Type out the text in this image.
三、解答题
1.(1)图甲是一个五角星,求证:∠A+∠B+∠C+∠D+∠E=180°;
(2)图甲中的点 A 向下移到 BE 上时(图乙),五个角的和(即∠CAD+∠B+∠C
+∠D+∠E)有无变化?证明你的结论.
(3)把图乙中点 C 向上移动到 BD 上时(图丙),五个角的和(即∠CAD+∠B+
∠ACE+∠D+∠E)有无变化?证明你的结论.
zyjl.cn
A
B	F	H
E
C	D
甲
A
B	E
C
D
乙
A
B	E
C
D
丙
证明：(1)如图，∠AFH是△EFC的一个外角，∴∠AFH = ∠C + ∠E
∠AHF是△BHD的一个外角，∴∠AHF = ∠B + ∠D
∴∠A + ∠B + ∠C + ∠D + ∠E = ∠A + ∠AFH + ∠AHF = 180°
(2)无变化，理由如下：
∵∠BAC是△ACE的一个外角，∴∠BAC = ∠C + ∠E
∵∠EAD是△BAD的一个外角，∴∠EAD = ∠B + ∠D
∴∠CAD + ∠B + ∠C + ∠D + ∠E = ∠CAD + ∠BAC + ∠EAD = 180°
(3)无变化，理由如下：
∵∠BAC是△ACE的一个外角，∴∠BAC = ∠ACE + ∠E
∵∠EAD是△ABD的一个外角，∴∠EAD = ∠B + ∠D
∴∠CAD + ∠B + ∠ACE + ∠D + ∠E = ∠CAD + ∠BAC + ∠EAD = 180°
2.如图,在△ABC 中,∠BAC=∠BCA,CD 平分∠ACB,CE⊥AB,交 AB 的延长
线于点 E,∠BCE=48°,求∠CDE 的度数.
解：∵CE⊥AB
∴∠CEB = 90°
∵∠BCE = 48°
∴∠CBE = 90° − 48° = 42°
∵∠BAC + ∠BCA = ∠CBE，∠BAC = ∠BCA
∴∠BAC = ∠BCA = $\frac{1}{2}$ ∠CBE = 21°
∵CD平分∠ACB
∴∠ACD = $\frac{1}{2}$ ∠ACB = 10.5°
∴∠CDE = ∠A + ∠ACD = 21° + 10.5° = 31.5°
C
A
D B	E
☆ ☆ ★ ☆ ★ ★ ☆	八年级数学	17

• EXERCISE AIM: Type out the full listing again, exactly as given.

• FINISHED ANSWER:
Type out the text in this image.
三、解答题
1.(1)图甲是一个五角星,求证:∠A+∠B+∠C+∠D+∠E=180°;
(2)图甲中的点 A 向下移到 BE 上时(图乙),五个角的和(即∠CAD+∠B+∠C
+∠D+∠E)有无变化?证明你的结论.
(3)把图乙中点 C 向上移动到 BD 上时(图丙),五个角的和(即∠CAD+∠B+
∠ACE+∠D+∠E)有无变化?证明你的结论.
zyjl.cn
A
B	F	H
E
C	D
甲
A
B	E
C
D
乙
A
B	E
C
D
丙
证明：(1)如图，∠AFH是△EFC的一个外角，∴∠AFH = ∠C + ∠E
∠AHF是△BHD的一个外角，∴∠AHF = ∠B + ∠D
∴∠A + ∠B + ∠C + ∠D + ∠E = ∠A + ∠AFH + ∠AHF = 180°
(2)无变化，理由如下：
∵∠BAC是△ACE的一个外角，∴∠BAC = ∠C + ∠E
∵∠EAD是△BAD的一个外角，∴∠EAD = ∠B + ∠D
∴∠CAD + ∠B + ∠C + ∠D + ∠E = ∠CAD + ∠BAC + ∠EAD = 180°
(3)无变化，理由如下：
∵∠BAC是△ACE的一个外角，∴∠BAC = ∠ACE + ∠E
∵∠EAD是△ABD的一个外角，∴∠EAD = ∠B + ∠D
∴∠CAD + ∠B + ∠ACE + ∠D + ∠E = ∠CAD + ∠BAC + ∠EAD = 180°
2.如图,在△ABC 中,∠BAC=∠BCA,CD 平分∠ACB,CE⊥AB,交 AB 的延长
线于点 E,∠BCE=48°,求∠CDE 的度数.
解：∵CE⊥AB
∴∠CEB = 90°
∵∠BCE = 48°
∴∠CBE = 90° − 48° = 42°
∵∠BAC + ∠BCA = ∠CBE，∠BAC = ∠BCA
∴∠BAC = ∠BCA = $\frac{1}{2}$ ∠CBE = 21°
∵CD平分∠ACB
∴∠ACD = $\frac{1}{2}$ ∠ACB = 10.5°
∴∠CDE = ∠A + ∠ACD = 21° + 10.5° = 31.5°
C
A
D B	E
☆ ☆ ★ ☆ ★ ★ ☆	八年级数学	17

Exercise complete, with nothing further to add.